● REQUEST
Render the following material again verbatim, leaving nothing out.

- - - -

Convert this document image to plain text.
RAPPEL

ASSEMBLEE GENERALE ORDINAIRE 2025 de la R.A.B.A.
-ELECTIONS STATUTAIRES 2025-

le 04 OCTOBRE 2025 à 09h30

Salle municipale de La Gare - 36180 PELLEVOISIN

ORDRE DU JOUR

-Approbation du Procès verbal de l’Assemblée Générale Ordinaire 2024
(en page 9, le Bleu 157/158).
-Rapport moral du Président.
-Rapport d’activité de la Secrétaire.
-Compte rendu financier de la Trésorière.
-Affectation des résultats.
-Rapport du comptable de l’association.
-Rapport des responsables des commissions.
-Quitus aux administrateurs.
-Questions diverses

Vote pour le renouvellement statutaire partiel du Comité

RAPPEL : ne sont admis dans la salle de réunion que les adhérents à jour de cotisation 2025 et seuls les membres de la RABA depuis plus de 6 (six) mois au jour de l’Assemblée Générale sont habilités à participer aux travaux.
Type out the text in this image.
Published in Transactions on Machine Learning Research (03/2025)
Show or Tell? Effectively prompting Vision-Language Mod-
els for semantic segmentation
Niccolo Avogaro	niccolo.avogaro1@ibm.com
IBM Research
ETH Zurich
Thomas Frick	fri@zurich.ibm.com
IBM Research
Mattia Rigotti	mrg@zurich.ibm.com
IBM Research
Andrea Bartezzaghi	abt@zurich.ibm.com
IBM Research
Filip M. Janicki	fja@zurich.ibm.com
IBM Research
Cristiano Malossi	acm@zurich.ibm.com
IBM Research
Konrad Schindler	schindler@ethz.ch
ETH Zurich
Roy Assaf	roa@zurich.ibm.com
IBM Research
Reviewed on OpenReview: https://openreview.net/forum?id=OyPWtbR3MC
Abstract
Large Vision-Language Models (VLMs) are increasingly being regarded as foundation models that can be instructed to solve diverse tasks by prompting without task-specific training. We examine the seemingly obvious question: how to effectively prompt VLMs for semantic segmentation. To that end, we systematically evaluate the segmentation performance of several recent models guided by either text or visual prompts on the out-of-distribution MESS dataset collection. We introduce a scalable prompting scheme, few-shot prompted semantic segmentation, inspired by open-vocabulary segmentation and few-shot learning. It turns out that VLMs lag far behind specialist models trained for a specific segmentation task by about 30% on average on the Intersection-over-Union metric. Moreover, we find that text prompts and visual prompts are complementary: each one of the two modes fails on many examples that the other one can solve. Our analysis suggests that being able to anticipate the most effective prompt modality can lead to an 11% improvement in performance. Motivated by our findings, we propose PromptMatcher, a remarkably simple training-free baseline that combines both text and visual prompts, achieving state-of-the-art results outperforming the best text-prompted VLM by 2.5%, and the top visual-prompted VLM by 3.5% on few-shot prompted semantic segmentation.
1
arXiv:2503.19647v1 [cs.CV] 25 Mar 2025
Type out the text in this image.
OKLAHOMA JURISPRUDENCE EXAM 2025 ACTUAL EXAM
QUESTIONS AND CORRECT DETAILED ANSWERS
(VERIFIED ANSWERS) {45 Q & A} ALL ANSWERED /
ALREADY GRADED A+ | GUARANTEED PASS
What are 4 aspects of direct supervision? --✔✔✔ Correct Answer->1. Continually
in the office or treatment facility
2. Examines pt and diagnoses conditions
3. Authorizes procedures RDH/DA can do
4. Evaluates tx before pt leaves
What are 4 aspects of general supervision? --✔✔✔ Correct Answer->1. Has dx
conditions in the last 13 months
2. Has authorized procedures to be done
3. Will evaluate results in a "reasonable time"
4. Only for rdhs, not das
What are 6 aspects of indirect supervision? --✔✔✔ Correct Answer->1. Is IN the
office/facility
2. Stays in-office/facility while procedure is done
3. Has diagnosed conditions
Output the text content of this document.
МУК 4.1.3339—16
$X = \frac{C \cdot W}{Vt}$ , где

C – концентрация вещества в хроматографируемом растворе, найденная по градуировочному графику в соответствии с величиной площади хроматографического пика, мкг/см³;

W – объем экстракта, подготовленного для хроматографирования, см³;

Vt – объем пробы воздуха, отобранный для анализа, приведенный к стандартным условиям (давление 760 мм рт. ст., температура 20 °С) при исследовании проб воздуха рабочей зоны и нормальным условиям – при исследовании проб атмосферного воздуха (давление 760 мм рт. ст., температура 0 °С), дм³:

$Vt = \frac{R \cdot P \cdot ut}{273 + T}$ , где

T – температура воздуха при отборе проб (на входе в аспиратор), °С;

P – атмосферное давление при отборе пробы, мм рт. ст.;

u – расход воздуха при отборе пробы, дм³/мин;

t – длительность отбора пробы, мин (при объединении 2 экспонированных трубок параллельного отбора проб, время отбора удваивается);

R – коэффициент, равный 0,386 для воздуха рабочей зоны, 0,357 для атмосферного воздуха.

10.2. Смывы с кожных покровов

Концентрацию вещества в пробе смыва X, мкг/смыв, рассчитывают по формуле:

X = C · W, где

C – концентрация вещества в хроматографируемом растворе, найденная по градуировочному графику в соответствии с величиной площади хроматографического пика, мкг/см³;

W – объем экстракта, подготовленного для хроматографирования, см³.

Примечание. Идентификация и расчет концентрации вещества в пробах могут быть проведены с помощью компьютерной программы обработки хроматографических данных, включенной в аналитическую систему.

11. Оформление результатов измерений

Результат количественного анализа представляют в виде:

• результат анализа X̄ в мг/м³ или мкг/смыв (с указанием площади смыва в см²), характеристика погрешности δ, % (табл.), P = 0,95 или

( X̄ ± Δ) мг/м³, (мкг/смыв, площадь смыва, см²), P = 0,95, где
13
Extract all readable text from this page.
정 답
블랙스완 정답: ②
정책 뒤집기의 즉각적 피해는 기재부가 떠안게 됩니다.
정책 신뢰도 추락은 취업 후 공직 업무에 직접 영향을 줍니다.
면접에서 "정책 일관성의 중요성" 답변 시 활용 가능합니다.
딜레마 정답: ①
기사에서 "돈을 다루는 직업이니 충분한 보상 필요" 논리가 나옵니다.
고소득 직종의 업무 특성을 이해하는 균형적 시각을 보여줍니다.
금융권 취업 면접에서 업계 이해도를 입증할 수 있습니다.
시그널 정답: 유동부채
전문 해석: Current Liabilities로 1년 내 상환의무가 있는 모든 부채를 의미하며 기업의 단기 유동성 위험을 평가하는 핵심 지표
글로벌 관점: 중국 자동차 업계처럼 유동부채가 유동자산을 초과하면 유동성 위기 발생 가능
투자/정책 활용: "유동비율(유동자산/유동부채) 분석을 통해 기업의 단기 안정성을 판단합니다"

- - - -

● RESULT FOR THIS EXERCISE
Convert this document image to plain text.
RAPPEL

ASSEMBLEE GENERALE ORDINAIRE 2025 de la R.A.B.A.
-ELECTIONS STATUTAIRES 2025-

le 04 OCTOBRE 2025 à 09h30

Salle municipale de La Gare - 36180 PELLEVOISIN

ORDRE DU JOUR

-Approbation du Procès verbal de l’Assemblée Générale Ordinaire 2024
(en page 9, le Bleu 157/158).
-Rapport moral du Président.
-Rapport d’activité de la Secrétaire.
-Compte rendu financier de la Trésorière.
-Affectation des résultats.
-Rapport du comptable de l’association.
-Rapport des responsables des commissions.
-Quitus aux administrateurs.
-Questions diverses

Vote pour le renouvellement statutaire partiel du Comité

RAPPEL : ne sont admis dans la salle de réunion que les adhérents à jour de cotisation 2025 et seuls les membres de la RABA depuis plus de 6 (six) mois au jour de l’Assemblée Générale sont habilités à participer aux travaux.
Type out the text in this image.
Published in Transactions on Machine Learning Research (03/2025)
Show or Tell? Effectively prompting Vision-Language Mod-
els for semantic segmentation
Niccolo Avogaro	niccolo.avogaro1@ibm.com
IBM Research
ETH Zurich
Thomas Frick	fri@zurich.ibm.com
IBM Research
Mattia Rigotti	mrg@zurich.ibm.com
IBM Research
Andrea Bartezzaghi	abt@zurich.ibm.com
IBM Research
Filip M. Janicki	fja@zurich.ibm.com
IBM Research
Cristiano Malossi	acm@zurich.ibm.com
IBM Research
Konrad Schindler	schindler@ethz.ch
ETH Zurich
Roy Assaf	roa@zurich.ibm.com
IBM Research
Reviewed on OpenReview: https://openreview.net/forum?id=OyPWtbR3MC
Abstract
Large Vision-Language Models (VLMs) are increasingly being regarded as foundation models that can be instructed to solve diverse tasks by prompting without task-specific training. We examine the seemingly obvious question: how to effectively prompt VLMs for semantic segmentation. To that end, we systematically evaluate the segmentation performance of several recent models guided by either text or visual prompts on the out-of-distribution MESS dataset collection. We introduce a scalable prompting scheme, few-shot prompted semantic segmentation, inspired by open-vocabulary segmentation and few-shot learning. It turns out that VLMs lag far behind specialist models trained for a specific segmentation task by about 30% on average on the Intersection-over-Union metric. Moreover, we find that text prompts and visual prompts are complementary: each one of the two modes fails on many examples that the other one can solve. Our analysis suggests that being able to anticipate the most effective prompt modality can lead to an 11% improvement in performance. Motivated by our findings, we propose PromptMatcher, a remarkably simple training-free baseline that combines both text and visual prompts, achieving state-of-the-art results outperforming the best text-prompted VLM by 2.5%, and the top visual-prompted VLM by 3.5% on few-shot prompted semantic segmentation.
1
arXiv:2503.19647v1 [cs.CV] 25 Mar 2025
Type out the text in this image.
OKLAHOMA JURISPRUDENCE EXAM 2025 ACTUAL EXAM
QUESTIONS AND CORRECT DETAILED ANSWERS
(VERIFIED ANSWERS) {45 Q & A} ALL ANSWERED /
ALREADY GRADED A+ | GUARANTEED PASS
What are 4 aspects of direct supervision? --✔✔✔ Correct Answer->1. Continually
in the office or treatment facility
2. Examines pt and diagnoses conditions
3. Authorizes procedures RDH/DA can do
4. Evaluates tx before pt leaves
What are 4 aspects of general supervision? --✔✔✔ Correct Answer->1. Has dx
conditions in the last 13 months
2. Has authorized procedures to be done
3. Will evaluate results in a "reasonable time"
4. Only for rdhs, not das
What are 6 aspects of indirect supervision? --✔✔✔ Correct Answer->1. Is IN the
office/facility
2. Stays in-office/facility while procedure is done
3. Has diagnosed conditions
Output the text content of this document.
МУК 4.1.3339—16
$X = \frac{C \cdot W}{Vt}$ , где

C – концентрация вещества в хроматографируемом растворе, найденная по градуировочному графику в соответствии с величиной площади хроматографического пика, мкг/см³;

W – объем экстракта, подготовленного для хроматографирования, см³;

Vt – объем пробы воздуха, отобранный для анализа, приведенный к стандартным условиям (давление 760 мм рт. ст., температура 20 °С) при исследовании проб воздуха рабочей зоны и нормальным условиям – при исследовании проб атмосферного воздуха (давление 760 мм рт. ст., температура 0 °С), дм³:

$Vt = \frac{R \cdot P \cdot ut}{273 + T}$ , где

T – температура воздуха при отборе проб (на входе в аспиратор), °С;

P – атмосферное давление при отборе пробы, мм рт. ст.;

u – расход воздуха при отборе пробы, дм³/мин;

t – длительность отбора пробы, мин (при объединении 2 экспонированных трубок параллельного отбора проб, время отбора удваивается);

R – коэффициент, равный 0,386 для воздуха рабочей зоны, 0,357 для атмосферного воздуха.

10.2. Смывы с кожных покровов

Концентрацию вещества в пробе смыва X, мкг/смыв, рассчитывают по формуле:

X = C · W, где

C – концентрация вещества в хроматографируемом растворе, найденная по градуировочному графику в соответствии с величиной площади хроматографического пика, мкг/см³;

W – объем экстракта, подготовленного для хроматографирования, см³.

Примечание. Идентификация и расчет концентрации вещества в пробах могут быть проведены с помощью компьютерной программы обработки хроматографических данных, включенной в аналитическую систему.

11. Оформление результатов измерений

Результат количественного анализа представляют в виде:

• результат анализа X̄ в мг/м³ или мкг/смыв (с указанием площади смыва в см²), характеристика погрешности δ, % (табл.), P = 0,95 или

( X̄ ± Δ) мг/м³, (мкг/смыв, площадь смыва, см²), P = 0,95, где
13
Extract all readable text from this page.
정 답
블랙스완 정답: ②
정책 뒤집기의 즉각적 피해는 기재부가 떠안게 됩니다.
정책 신뢰도 추락은 취업 후 공직 업무에 직접 영향을 줍니다.
면접에서 "정책 일관성의 중요성" 답변 시 활용 가능합니다.
딜레마 정답: ①
기사에서 "돈을 다루는 직업이니 충분한 보상 필요" 논리가 나옵니다.
고소득 직종의 업무 특성을 이해하는 균형적 시각을 보여줍니다.
금융권 취업 면접에서 업계 이해도를 입증할 수 있습니다.
시그널 정답: 유동부채
전문 해석: Current Liabilities로 1년 내 상환의무가 있는 모든 부채를 의미하며 기업의 단기 유동성 위험을 평가하는 핵심 지표
글로벌 관점: 중국 자동차 업계처럼 유동부채가 유동자산을 초과하면 유동성 위기 발생 가능
투자/정책 활용: "유동비율(유동자산/유동부채) 분석을 통해 기업의 단기 안정성을 판단합니다"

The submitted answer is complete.